_DATASET RECORDS:_
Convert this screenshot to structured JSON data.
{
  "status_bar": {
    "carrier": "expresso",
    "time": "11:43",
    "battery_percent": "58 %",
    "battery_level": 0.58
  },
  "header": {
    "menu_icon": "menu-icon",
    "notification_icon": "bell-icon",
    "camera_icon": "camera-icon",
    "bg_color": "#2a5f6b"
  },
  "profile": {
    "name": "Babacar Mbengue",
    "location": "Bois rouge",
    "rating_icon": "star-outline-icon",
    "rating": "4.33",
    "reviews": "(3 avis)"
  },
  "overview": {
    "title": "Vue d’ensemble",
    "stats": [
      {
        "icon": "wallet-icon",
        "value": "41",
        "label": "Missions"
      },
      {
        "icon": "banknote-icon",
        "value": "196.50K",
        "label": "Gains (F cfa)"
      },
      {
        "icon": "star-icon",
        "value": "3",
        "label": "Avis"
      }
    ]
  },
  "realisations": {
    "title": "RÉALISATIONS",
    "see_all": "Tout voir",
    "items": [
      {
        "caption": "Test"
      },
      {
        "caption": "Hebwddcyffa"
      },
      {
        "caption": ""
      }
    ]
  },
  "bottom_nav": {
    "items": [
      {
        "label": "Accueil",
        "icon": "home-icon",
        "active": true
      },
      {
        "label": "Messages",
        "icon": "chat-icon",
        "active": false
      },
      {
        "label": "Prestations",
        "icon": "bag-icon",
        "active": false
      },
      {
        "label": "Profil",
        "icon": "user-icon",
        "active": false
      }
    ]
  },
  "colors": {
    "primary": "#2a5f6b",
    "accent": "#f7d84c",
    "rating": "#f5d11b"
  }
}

_WRITTEN EXERCISE:_ Write out all the lines again, exactly as they are.

_FINAL RESULT:_
Convert this screenshot to structured JSON data.
{
  "status_bar": {
    "carrier": "expresso",
    "time": "11:43",
    "battery_percent": "58 %",
    "battery_level": 0.58
  },
  "header": {
    "menu_icon": "menu-icon",
    "notification_icon": "bell-icon",
    "camera_icon": "camera-icon",
    "bg_color": "#2a5f6b"
  },
  "profile": {
    "name": "Babacar Mbengue",
    "location": "Bois rouge",
    "rating_icon": "star-outline-icon",
    "rating": "4.33",
    "reviews": "(3 avis)"
  },
  "overview": {
    "title": "Vue d’ensemble",
    "stats": [
      {
        "icon": "wallet-icon",
        "value": "41",
        "label": "Missions"
      },
      {
        "icon": "banknote-icon",
        "value": "196.50K",
        "label": "Gains (F cfa)"
      },
      {
        "icon": "star-icon",
        "value": "3",
        "label": "Avis"
      }
    ]
  },
  "realisations": {
    "title": "RÉALISATIONS",
    "see_all": "Tout voir",
    "items": [
      {
        "caption": "Test"
      },
      {
        "caption": "Hebwddcyffa"
      },
      {
        "caption": ""
      }
    ]
  },
  "bottom_nav": {
    "items": [
      {
        "label": "Accueil",
        "icon": "home-icon",
        "active": true
      },
      {
        "label": "Messages",
        "icon": "chat-icon",
        "active": false
      },
      {
        "label": "Prestations",
        "icon": "bag-icon",
        "active": false
      },
      {
        "label": "Profil",
        "icon": "user-icon",
        "active": false
      }
    ]
  },
  "colors": {
    "primary": "#2a5f6b",
    "accent": "#f7d84c",
    "rating": "#f5d11b"
  }
}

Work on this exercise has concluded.